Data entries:
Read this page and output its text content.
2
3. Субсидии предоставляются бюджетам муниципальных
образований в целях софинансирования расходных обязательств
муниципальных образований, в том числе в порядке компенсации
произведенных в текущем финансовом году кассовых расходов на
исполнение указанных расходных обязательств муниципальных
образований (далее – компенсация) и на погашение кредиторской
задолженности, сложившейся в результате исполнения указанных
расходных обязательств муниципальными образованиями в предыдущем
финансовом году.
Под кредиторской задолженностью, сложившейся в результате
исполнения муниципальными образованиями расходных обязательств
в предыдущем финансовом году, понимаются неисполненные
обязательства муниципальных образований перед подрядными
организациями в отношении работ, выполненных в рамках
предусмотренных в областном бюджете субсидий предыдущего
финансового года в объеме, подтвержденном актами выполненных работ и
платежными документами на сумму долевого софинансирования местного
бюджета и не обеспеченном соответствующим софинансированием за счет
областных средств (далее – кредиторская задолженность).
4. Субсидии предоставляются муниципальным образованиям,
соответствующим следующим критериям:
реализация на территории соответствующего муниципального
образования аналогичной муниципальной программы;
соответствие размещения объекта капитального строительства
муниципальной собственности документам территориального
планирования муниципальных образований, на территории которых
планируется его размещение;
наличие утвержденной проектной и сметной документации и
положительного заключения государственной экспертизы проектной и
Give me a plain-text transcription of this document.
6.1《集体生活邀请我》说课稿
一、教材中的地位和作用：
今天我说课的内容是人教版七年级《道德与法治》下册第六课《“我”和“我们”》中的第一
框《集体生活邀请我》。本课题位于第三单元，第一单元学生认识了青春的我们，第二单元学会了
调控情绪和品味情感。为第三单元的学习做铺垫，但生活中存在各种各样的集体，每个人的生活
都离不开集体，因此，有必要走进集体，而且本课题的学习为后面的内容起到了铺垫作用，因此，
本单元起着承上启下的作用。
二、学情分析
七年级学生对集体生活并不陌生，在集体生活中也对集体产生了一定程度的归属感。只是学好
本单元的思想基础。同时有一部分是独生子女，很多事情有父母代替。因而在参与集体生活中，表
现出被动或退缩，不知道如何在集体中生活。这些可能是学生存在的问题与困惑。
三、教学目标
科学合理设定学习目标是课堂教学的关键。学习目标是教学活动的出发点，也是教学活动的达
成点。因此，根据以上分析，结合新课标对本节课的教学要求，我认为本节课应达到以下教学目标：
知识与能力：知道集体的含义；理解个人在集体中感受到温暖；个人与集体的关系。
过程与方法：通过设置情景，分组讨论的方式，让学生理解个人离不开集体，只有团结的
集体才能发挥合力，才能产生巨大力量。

- _Instructions to follow_:
Copy out the lines in which the string "выполненных" appears.

- _Written reply_:
организациями в отношении работ, выполненных в рамках
финансового года в объеме, подтвержденном актами выполненных работ и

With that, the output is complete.